Return the records word for word, from the first line up to and including the line that contains "store-icon[interactable] <box>973 1023".
** Start Data lines **
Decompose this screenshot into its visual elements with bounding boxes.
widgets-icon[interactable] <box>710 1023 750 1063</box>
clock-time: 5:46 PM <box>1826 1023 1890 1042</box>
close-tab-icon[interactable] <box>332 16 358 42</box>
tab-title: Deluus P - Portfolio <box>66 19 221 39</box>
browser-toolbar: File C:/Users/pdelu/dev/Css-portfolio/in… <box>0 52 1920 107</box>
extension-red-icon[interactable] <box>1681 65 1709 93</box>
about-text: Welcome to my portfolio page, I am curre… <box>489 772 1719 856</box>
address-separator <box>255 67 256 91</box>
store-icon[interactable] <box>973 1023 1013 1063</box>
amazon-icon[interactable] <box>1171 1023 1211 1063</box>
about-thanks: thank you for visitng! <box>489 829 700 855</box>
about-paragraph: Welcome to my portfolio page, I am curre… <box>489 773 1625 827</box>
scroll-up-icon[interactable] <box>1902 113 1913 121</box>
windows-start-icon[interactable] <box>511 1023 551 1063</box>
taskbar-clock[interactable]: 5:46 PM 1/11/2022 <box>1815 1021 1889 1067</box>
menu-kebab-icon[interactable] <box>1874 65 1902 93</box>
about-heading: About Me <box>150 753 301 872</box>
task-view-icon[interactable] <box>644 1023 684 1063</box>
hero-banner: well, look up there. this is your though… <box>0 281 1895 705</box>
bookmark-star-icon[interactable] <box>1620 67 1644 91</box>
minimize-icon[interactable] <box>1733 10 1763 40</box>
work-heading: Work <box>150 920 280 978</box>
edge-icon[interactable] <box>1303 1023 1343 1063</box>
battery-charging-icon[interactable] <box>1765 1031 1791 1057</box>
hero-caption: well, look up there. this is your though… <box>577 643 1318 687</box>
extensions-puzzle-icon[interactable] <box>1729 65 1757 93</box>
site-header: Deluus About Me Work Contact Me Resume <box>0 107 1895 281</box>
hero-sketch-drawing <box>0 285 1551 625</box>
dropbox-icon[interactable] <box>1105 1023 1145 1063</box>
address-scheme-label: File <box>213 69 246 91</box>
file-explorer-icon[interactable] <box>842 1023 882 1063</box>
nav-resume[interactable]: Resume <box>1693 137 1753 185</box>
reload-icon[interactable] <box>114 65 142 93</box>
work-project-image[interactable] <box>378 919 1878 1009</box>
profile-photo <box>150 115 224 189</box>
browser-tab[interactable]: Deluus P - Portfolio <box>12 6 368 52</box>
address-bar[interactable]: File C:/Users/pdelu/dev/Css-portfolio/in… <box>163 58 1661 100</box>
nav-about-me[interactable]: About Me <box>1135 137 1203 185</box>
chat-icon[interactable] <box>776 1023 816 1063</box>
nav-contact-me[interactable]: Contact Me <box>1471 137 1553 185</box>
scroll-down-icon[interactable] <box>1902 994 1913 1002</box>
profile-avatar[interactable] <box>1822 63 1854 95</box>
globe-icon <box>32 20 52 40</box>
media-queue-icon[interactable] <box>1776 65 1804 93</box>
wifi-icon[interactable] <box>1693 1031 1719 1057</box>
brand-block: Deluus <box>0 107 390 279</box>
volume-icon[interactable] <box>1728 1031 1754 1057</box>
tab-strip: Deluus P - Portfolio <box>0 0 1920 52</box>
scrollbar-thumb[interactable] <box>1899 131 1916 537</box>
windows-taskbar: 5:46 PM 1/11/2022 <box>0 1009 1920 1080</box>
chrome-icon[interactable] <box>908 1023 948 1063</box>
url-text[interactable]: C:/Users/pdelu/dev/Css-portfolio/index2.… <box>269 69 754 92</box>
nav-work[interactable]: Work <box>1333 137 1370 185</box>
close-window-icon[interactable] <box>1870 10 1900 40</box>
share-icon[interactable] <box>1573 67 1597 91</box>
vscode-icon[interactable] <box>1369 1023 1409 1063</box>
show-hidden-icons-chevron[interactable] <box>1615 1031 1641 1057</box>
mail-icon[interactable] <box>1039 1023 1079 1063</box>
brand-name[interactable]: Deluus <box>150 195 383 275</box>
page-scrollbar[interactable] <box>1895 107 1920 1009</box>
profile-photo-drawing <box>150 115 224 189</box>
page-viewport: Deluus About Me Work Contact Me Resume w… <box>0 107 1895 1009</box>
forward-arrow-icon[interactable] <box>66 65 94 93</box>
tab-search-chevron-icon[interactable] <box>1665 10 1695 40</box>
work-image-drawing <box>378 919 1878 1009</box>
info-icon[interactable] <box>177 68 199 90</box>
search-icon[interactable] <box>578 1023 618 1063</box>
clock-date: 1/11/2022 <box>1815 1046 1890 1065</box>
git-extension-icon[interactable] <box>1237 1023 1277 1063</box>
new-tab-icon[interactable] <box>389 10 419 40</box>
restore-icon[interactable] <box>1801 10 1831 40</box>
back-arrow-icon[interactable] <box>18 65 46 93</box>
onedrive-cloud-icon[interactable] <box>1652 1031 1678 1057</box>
** End Data lines **
Result of this task:
Decompose this screenshot into its visual elements with bounding boxes.
widgets-icon[interactable] <box>710 1023 750 1063</box>
clock-time: 5:46 PM <box>1826 1023 1890 1042</box>
close-tab-icon[interactable] <box>332 16 358 42</box>
tab-title: Deluus P - Portfolio <box>66 19 221 39</box>
browser-toolbar: File C:/Users/pdelu/dev/Css-portfolio/in… <box>0 52 1920 107</box>
extension-red-icon[interactable] <box>1681 65 1709 93</box>
about-text: Welcome to my portfolio page, I am curre… <box>489 772 1719 856</box>
address-separator <box>255 67 256 91</box>
store-icon[interactable] <box>973 1023 1013 1063</box>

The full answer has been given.